Chart and figure data:
####################

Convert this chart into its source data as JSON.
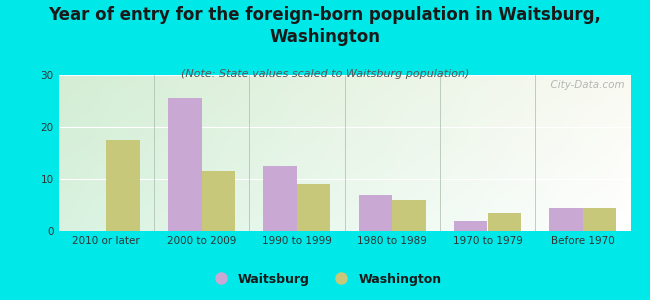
{
  "title": "Year of entry for the foreign-born population in Waitsburg,\nWashington",
  "subtitle": "(Note: State values scaled to Waitsburg population)",
  "categories": [
    "2010 or later",
    "2000 to 2009",
    "1990 to 1999",
    "1980 to 1989",
    "1970 to 1979",
    "Before 1970"
  ],
  "waitsburg_values": [
    0,
    25.5,
    12.5,
    7.0,
    2.0,
    4.5
  ],
  "washington_values": [
    17.5,
    11.5,
    9.0,
    6.0,
    3.5,
    4.5
  ],
  "waitsburg_color": "#c9a8d4",
  "washington_color": "#c8c87a",
  "background_color": "#00e8e8",
  "ylim": [
    0,
    30
  ],
  "yticks": [
    0,
    10,
    20,
    30
  ],
  "bar_width": 0.35,
  "title_fontsize": 12,
  "subtitle_fontsize": 8,
  "legend_fontsize": 9,
  "tick_fontsize": 7.5,
  "watermark": "  City-Data.com"
}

####################

REQUIREMENTS:
Reproduce each record from above exactly; pictures do not belong in the copy.

RESULT OF THIS TASK:
Convert this chart into its source data as JSON.
{
  "title": "Year of entry for the foreign-born population in Waitsburg,\nWashington",
  "subtitle": "(Note: State values scaled to Waitsburg population)",
  "categories": [
    "2010 or later",
    "2000 to 2009",
    "1990 to 1999",
    "1980 to 1989",
    "1970 to 1979",
    "Before 1970"
  ],
  "waitsburg_values": [
    0,
    25.5,
    12.5,
    7.0,
    2.0,
    4.5
  ],
  "washington_values": [
    17.5,
    11.5,
    9.0,
    6.0,
    3.5,
    4.5
  ],
  "waitsburg_color": "#c9a8d4",
  "washington_color": "#c8c87a",
  "background_color": "#00e8e8",
  "ylim": [
    0,
    30
  ],
  "yticks": [
    0,
    10,
    20,
    30
  ],
  "bar_width": 0.35,
  "title_fontsize": 12,
  "subtitle_fontsize": 8,
  "legend_fontsize": 9,
  "tick_fontsize": 7.5,
  "watermark": "  City-Data.com"
}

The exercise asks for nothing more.